Dataset items
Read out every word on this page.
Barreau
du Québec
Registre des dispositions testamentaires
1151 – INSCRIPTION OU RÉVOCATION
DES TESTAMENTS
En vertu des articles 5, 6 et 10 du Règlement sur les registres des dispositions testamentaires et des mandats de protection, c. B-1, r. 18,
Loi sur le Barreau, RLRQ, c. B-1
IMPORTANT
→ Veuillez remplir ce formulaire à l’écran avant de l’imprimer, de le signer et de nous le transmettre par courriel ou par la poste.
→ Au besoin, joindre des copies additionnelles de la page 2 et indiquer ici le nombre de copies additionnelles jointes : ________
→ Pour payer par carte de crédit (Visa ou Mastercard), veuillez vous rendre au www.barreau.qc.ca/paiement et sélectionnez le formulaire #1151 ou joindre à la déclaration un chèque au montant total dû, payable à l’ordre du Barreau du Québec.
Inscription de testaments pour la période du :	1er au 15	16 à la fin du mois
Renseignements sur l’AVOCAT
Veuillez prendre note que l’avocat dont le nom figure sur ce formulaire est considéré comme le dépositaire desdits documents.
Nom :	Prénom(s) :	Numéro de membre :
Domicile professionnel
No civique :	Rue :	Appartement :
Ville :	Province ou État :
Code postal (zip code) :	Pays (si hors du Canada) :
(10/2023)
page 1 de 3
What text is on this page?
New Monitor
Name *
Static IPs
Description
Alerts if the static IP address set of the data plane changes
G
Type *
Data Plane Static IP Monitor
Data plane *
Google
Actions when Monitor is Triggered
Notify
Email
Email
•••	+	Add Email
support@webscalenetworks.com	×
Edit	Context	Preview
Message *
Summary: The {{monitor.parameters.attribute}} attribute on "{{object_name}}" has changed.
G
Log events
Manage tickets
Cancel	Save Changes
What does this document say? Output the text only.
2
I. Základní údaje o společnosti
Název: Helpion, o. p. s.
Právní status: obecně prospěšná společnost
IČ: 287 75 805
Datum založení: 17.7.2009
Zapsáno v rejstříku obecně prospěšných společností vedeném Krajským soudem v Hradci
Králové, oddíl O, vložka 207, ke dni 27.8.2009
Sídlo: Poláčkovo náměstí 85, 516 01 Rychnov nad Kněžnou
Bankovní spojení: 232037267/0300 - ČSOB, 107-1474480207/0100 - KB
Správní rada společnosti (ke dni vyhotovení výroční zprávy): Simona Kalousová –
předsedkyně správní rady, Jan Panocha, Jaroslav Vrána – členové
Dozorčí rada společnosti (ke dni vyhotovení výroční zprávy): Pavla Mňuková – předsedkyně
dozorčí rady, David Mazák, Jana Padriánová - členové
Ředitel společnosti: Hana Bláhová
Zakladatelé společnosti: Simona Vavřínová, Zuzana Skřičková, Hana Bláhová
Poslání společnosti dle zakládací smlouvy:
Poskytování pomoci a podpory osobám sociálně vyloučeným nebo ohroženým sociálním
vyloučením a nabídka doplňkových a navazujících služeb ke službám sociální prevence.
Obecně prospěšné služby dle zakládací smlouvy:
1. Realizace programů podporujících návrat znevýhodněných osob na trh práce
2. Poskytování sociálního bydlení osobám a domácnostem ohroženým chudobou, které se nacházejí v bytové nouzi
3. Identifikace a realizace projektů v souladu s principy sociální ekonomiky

**Problem description**
Scan the material and collect every line that contains "zakládací".

**Expected answer**
Poslání společnosti dle zakládací smlouvy:
Obecně prospěšné služby dle zakládací smlouvy:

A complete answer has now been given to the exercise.